Фрагмент текста
***

По данным ООН на сегодняшний день более 175 млн. одних лишь легальных мигрантов – иммигрантов, беженцев, иностранных рабочих, предпринимателей, студентов и многих других групп проживают за пределами страны своего происхождения. 6.. Естественным и неизбежным результатом столь массовых международных миграций становятся различные варианты интеракций мигрантов с принимающим этническим большинством. Опыт такого межкультурного и межэтнического взаимодействия далек от идиллии и консенсуса. Напротив, он изобилует проявлениями этноцентризма и ксенофобии, дискриминации по этническому признаку, межэтнической напряженности и открытых конфликтов. Известные отечественные этносоциологи Ю.В.Арутюнян и Л.М. Дробижева приводят данные Стокгольмского международного института изучения проблем мира: к концу ХХ столетия две трети из происходивших в мире социально-групповых конфликтов носили межэтнический характер. 7.. В этих условиях вопросы межкультурного взаимодействия приобретают особое политическое значение, а разработка и опыт реализации теоретических моделей кросс-культурной адаптации имеют огромный практический интерес.

Процессам кросс-культурной адаптации имманентно присуща поливариантность, поскольку адаптация способна привести или не привести к взаимному соответствию адаптантов и принимающей среды, допускает не только приспособление или всестороннее освоение новой культуры, но и сопротивление, отторжение всего «инородного».

Для рассмотрения динамики кросс-культурного приспособления используется концептуальная модель «U-кривой» адаптации. Эта модель распространилась в мировой науке в 70-80 гг. ХХ столетия и предполагает прохождение переселенцами в иной культуре трех главных стадий адаптации: начальной стадии приподнятости и оптимизма, дальнейшего периода дезориентации, фрустрации и депрессии (стадии «культурного шока»), постепенно сменяющегося достижением психосоциального комфорта жизнедеятельности в новых условиях. 8.. Классический вариант данной модели изложен в работах американского социолога Г.Триандиса, выделяющего пять этапов динамики социокультурной адаптации в иноэтнической среде. 9..

***

Хранимые данные

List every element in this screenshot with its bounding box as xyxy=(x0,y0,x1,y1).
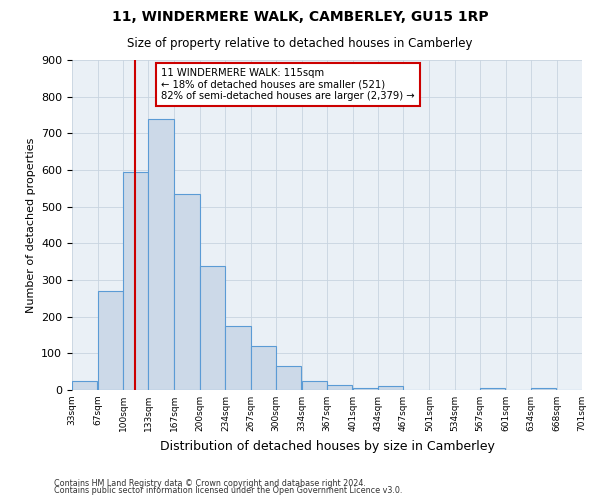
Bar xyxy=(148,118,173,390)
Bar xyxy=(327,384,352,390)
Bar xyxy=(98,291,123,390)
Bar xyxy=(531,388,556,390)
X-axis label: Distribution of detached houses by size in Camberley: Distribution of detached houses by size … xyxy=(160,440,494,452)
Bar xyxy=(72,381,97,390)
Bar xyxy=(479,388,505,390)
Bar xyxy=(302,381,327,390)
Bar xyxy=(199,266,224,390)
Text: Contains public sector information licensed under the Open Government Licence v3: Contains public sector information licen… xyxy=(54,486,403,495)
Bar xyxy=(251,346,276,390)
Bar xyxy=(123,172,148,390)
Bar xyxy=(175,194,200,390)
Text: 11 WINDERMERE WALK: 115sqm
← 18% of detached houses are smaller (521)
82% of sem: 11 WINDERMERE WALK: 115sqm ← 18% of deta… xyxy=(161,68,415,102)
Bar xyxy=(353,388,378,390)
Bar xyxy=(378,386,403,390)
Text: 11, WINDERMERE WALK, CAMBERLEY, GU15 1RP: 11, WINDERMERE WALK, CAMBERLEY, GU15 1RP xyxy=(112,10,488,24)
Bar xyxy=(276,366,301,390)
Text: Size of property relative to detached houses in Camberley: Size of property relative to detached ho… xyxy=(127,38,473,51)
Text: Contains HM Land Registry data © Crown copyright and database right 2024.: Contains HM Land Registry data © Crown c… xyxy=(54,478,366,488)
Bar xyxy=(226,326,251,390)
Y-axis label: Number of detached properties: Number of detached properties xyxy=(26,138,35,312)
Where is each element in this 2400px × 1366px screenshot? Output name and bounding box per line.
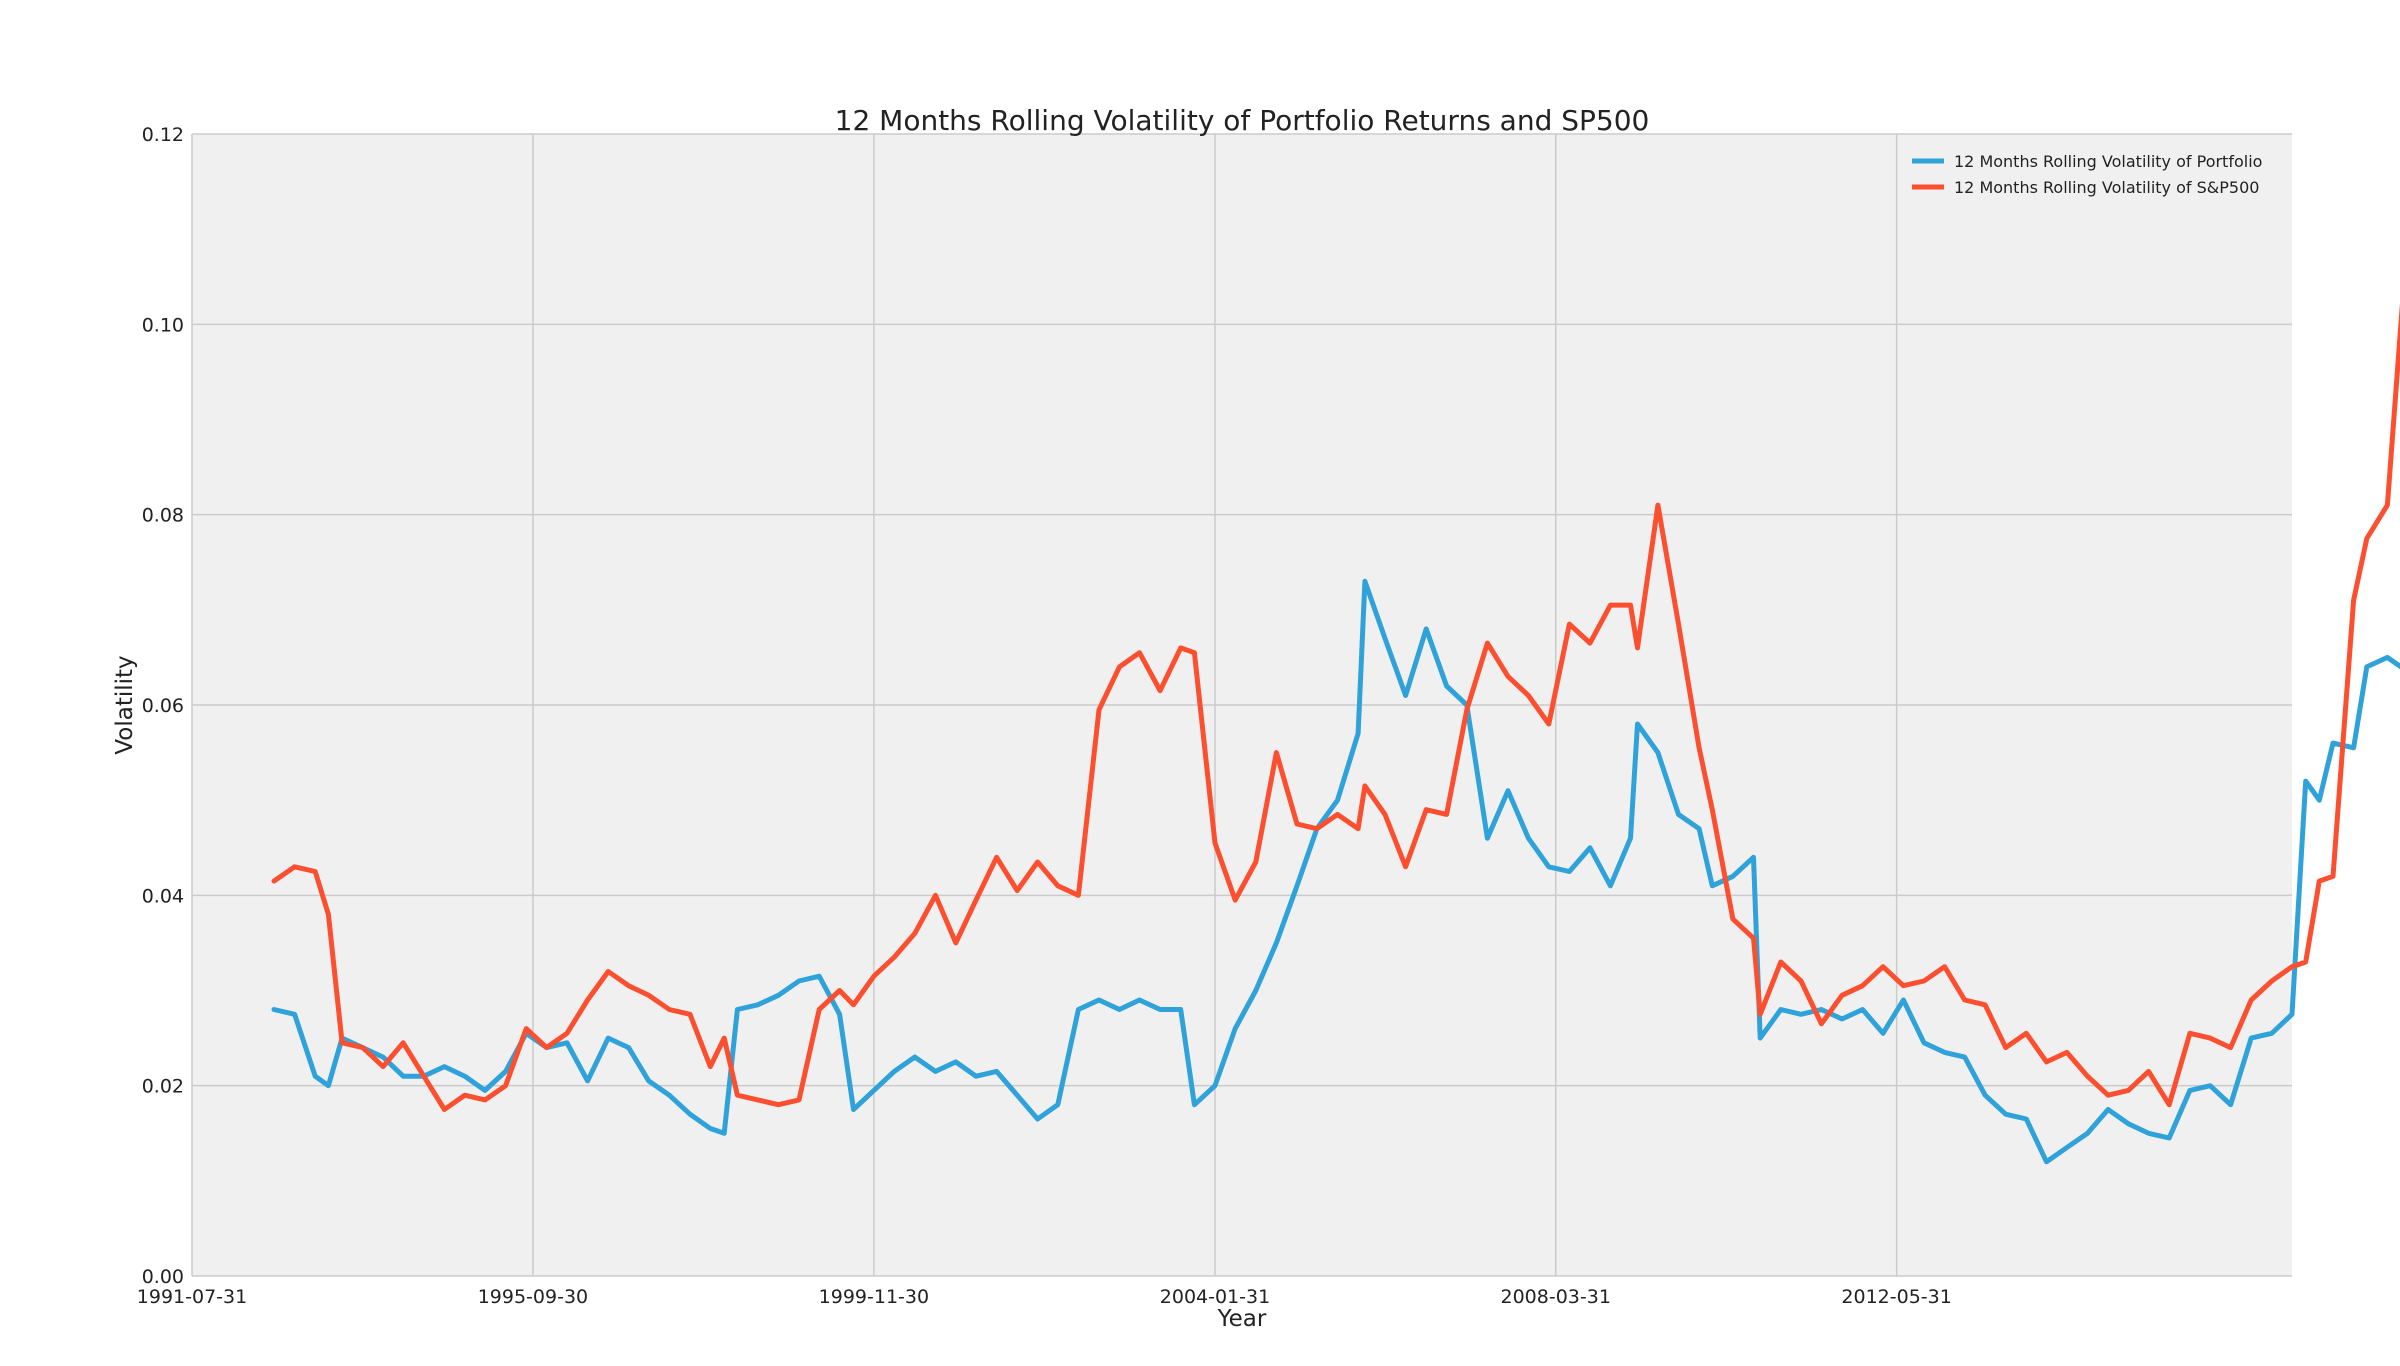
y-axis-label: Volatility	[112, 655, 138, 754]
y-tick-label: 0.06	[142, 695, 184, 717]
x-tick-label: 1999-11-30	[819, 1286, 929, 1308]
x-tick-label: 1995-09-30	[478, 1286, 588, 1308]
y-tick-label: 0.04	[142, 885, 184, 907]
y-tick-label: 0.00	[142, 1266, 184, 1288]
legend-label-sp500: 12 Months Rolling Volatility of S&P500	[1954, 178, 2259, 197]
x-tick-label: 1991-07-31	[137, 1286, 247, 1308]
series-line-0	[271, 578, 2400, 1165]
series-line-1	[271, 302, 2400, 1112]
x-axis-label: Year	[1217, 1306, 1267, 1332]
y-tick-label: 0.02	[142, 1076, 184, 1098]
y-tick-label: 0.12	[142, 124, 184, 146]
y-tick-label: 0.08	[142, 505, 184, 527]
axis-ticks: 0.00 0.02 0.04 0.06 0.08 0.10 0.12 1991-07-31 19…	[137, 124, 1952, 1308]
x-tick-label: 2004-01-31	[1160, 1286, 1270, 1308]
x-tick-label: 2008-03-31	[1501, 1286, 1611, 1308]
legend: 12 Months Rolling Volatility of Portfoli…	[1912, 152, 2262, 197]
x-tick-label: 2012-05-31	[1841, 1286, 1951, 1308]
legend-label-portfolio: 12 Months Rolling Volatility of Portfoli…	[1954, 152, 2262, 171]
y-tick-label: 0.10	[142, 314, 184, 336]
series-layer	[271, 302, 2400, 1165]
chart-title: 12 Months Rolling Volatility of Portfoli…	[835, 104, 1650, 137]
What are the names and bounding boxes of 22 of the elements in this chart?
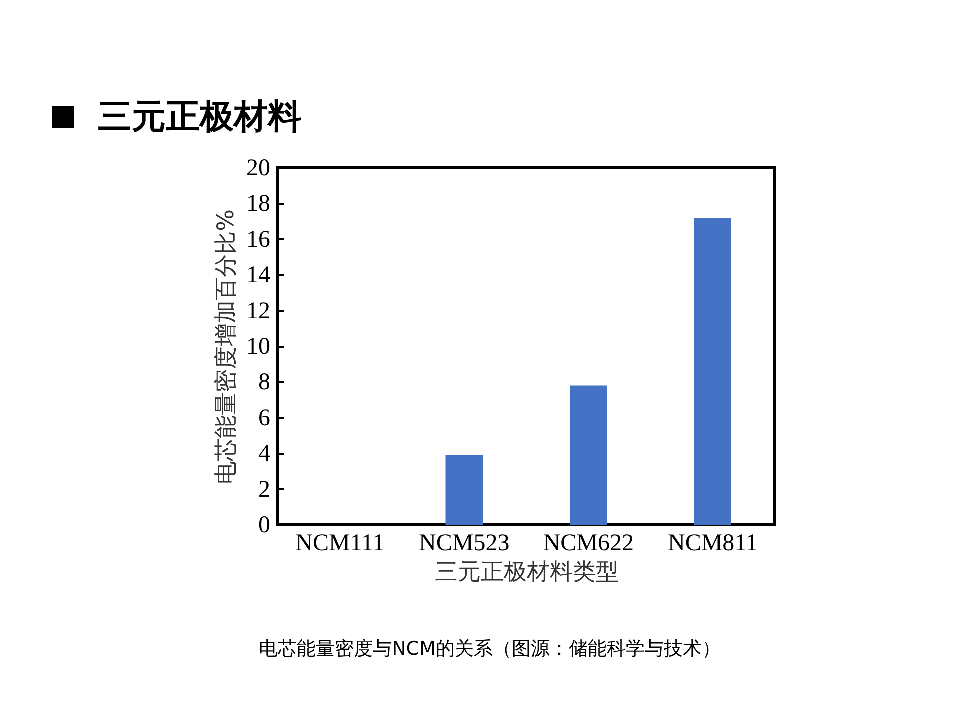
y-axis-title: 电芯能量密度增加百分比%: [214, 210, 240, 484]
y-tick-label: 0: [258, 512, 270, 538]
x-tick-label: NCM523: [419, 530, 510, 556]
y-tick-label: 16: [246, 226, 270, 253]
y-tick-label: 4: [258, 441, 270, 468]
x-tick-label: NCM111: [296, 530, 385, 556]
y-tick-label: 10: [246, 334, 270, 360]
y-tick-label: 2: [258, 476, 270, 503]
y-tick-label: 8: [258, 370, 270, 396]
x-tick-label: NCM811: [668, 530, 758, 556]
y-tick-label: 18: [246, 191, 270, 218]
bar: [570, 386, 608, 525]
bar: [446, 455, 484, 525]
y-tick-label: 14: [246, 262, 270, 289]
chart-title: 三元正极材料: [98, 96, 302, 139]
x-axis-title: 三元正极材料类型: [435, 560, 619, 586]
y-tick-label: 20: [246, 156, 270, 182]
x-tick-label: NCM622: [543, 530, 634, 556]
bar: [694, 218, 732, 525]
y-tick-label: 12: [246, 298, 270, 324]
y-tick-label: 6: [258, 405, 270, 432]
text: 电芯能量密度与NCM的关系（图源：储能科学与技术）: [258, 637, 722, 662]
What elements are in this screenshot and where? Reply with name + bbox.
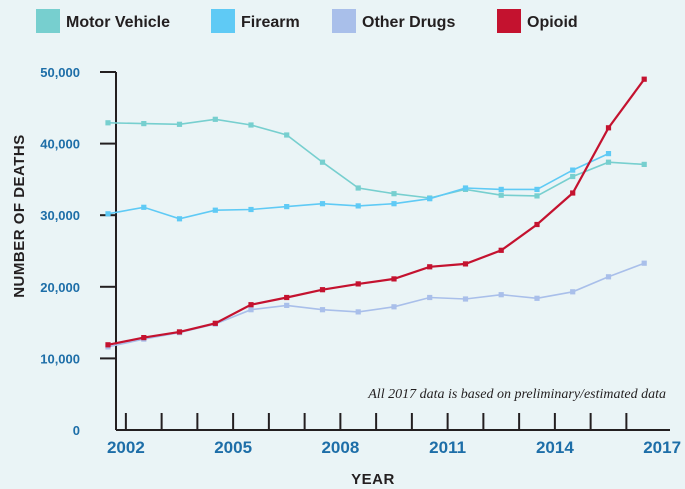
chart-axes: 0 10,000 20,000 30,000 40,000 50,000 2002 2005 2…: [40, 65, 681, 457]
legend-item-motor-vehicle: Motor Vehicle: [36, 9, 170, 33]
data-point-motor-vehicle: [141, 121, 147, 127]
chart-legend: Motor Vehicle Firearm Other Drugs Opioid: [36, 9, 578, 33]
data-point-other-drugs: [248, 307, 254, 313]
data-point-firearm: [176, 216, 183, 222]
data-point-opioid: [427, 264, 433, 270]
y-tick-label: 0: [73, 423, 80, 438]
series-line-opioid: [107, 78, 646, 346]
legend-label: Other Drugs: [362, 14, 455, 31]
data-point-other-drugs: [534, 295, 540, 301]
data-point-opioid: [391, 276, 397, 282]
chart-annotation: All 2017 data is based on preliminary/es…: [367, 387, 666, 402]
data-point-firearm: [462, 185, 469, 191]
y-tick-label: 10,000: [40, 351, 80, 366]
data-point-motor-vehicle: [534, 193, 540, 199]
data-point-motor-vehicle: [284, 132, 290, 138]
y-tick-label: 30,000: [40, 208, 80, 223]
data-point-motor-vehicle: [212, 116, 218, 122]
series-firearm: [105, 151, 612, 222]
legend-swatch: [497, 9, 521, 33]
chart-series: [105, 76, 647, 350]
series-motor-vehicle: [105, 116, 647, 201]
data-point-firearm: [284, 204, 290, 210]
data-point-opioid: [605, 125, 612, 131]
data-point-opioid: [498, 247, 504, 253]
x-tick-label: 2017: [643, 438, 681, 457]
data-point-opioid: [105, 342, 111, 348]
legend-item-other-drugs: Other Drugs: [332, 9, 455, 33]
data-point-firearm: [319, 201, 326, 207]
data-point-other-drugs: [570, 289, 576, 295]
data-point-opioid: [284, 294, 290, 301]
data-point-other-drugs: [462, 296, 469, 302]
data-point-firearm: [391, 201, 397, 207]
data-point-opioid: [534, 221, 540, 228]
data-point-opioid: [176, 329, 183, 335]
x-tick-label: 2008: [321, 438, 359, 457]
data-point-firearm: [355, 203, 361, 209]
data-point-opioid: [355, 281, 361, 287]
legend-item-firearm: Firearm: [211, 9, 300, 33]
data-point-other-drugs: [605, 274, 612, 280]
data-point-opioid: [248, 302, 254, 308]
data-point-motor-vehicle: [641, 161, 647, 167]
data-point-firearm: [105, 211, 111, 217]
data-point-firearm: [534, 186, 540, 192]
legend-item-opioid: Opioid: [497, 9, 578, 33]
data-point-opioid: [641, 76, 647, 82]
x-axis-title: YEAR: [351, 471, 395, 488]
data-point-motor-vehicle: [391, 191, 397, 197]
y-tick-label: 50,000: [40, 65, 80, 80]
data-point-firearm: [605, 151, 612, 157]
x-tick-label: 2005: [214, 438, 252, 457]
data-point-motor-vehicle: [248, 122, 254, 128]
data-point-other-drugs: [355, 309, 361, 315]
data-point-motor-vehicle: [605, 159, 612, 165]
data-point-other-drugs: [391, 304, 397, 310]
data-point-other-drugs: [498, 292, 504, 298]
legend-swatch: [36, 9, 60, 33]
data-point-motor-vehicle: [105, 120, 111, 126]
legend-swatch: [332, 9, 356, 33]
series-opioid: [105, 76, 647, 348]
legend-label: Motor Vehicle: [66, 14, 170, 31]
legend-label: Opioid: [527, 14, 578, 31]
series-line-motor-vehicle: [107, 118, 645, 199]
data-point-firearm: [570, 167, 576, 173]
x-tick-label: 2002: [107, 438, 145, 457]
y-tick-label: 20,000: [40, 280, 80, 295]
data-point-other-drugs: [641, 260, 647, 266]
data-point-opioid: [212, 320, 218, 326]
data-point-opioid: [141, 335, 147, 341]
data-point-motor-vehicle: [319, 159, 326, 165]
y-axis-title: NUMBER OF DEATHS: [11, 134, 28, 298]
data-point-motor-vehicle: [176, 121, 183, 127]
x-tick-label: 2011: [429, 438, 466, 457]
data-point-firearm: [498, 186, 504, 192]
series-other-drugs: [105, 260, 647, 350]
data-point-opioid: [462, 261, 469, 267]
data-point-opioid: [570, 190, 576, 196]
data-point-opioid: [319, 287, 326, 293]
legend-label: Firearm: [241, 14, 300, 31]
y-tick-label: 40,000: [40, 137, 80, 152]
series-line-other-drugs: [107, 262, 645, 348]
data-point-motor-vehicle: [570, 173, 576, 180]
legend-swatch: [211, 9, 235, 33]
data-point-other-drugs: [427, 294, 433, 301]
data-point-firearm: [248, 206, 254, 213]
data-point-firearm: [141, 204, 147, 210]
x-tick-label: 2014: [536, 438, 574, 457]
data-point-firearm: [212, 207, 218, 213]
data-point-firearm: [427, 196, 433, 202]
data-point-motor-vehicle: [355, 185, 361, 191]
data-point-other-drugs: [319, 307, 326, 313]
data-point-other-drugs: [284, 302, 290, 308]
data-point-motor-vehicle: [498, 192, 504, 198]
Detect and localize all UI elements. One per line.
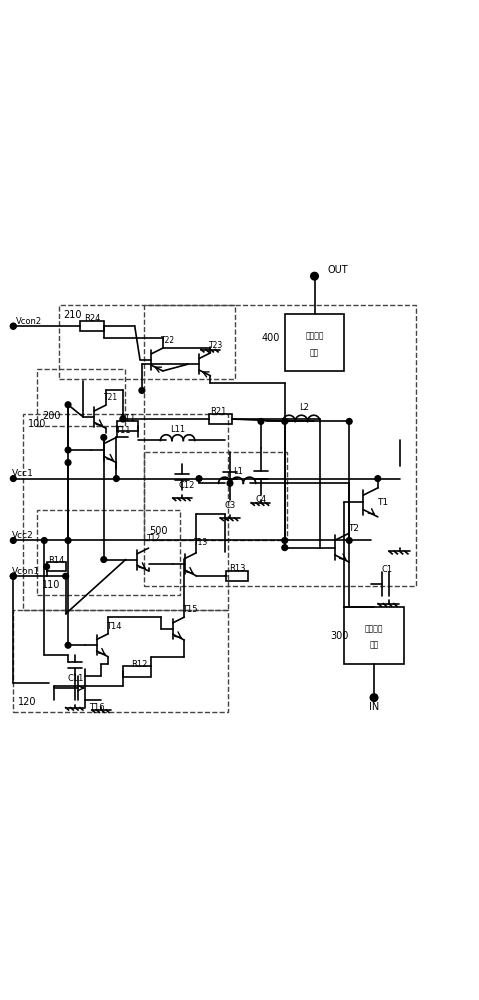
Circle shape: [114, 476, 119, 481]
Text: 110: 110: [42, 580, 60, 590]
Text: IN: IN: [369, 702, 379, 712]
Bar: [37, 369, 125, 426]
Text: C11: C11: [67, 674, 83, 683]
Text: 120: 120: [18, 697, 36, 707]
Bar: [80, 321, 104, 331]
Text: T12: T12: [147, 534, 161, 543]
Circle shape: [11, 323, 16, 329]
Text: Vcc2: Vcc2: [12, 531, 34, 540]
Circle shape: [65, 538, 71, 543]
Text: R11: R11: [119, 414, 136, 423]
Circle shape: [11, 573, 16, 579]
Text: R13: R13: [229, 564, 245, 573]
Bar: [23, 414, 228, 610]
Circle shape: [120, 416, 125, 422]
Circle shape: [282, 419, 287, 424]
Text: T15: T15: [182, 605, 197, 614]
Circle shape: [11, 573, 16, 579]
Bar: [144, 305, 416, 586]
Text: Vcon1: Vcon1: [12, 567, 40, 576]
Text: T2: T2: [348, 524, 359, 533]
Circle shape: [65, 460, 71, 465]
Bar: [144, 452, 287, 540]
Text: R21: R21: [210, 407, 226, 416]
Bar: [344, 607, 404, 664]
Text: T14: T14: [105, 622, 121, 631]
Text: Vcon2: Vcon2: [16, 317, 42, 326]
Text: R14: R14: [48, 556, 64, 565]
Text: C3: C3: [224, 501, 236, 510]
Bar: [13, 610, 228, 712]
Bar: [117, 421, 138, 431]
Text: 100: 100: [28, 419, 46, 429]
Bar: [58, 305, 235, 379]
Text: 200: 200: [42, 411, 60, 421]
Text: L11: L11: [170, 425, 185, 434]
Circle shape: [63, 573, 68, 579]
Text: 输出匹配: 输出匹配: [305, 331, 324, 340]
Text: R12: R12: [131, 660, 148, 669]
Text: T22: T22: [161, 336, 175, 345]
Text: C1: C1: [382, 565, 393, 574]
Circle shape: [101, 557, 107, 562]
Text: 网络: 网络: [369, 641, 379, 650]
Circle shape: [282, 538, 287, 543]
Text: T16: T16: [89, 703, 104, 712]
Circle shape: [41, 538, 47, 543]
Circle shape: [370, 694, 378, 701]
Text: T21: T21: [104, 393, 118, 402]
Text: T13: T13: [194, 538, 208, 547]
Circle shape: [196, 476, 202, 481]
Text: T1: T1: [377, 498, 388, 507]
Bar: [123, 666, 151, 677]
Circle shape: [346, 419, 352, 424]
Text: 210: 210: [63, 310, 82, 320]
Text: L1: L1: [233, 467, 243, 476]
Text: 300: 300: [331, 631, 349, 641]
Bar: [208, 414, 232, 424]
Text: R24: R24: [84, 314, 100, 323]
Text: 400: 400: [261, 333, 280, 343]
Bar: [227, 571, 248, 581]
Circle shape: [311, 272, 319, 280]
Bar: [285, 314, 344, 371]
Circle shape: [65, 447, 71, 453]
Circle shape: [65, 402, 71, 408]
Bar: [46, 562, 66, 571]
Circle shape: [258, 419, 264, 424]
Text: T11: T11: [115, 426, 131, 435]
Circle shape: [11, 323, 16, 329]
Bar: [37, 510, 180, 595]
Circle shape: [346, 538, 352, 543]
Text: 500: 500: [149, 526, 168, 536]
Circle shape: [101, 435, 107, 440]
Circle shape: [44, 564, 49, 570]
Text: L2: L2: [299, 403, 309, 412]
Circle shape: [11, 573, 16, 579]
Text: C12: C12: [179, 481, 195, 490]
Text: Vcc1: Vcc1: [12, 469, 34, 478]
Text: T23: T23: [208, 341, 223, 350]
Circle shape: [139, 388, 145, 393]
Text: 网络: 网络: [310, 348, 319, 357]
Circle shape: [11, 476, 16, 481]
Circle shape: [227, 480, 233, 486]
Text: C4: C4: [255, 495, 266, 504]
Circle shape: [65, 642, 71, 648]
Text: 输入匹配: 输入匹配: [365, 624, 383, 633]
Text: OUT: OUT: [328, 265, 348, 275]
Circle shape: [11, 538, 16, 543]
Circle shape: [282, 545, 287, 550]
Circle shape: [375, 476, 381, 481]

***

Условие задания
Напишите продолжение текста о кросс-культурной адаптации мигрантов, начав сразу после его последнего предложения.

Ответ к заданию
Однако все концептуальные схемы представляют собой лишь некие более или менее типические модели межкультурного взаимодействия, а реальная практика актуализации последнего отличается намного большей вариабельностью. Скорее, обобщение разработанных концепций позволяет говорить о неких базовых адаптационных стратегиях межкультурного общения с непременным учетом конкретных-исторических условий такого общения в каждом отдельном случае, зависимости от целого ряда ситуационных факторов – политической и социально-экономической обстановки, характера иммиграционной и этносоциальной политики властей, уровня коррупции и преступности в каждой отдельной стране и с учетом объективных закономерностей развития культуры и общества в глобальную эпоху.

Такой подход к изучению форм адаптации культуры в условиях глобального мира предложен авторами исследования, проходившего под патронажем Института по изучению экономической культуры при Бостонском университете. Исследование проводилось в десяти странах (Китай, Тайвань, Япония, Индия, Германия, Венгрия, ЮАР, Чили, Турция, США) в течение трех лет под руководством социолога Питера Л.Бергера и политолога Сэмюэля П.Хантингтона. 10..

Авторы проекта исходят из признания факта существования зарождающейся глобальной культуры, в основном западной и американской по своему происхождению, которая распространяется во всем остальном мире на уровне как элит, так и широких масс. Насколько успешно она распространяется оценивается по шкале «принятие», «сосуществование», «синтез», «отрицание». Такая неоднозначность не случайна. Во-первых, как уже говорилось, сам термин «глобализация» вызывает весьма эмоциональное к себе отношение. Одни считают, что это предвестие международного гражданского общества. Для других глобализация означает экономическую и политическую гегемонию Америки, в результате чего культура во всем мире станет однородной и превратиться в нечто вроде филиалов Диснейленда. Во-вторых, экономические и технологические преобразования, которыми обусловлено само явление глобализации, породили серьезные социальные и политические проблемы, такие как разделение на победителей и проигравших и вызов традиционным представлениям о национальном суверенитете.

Как аксиома принимается и то, что языком распространения глобальной культуры является английский язык, скорее в его американском, чем в чисто английском варианте. Миллионы людей во всем мире, которые все чаще используют английский язык в качестве языка международного общения, делают это главным образом из практических соображений.

Но использование иностранного языка не проходит для людей бесследно. Любой язык имеет под собой культурный пласт познавательных, нормативных и даже эмоциональных коннотаций. То же самое справедливо и в отношении американского языка, независимо даже от взглядов и ценностей, которые пропагандируются американскими СМИ.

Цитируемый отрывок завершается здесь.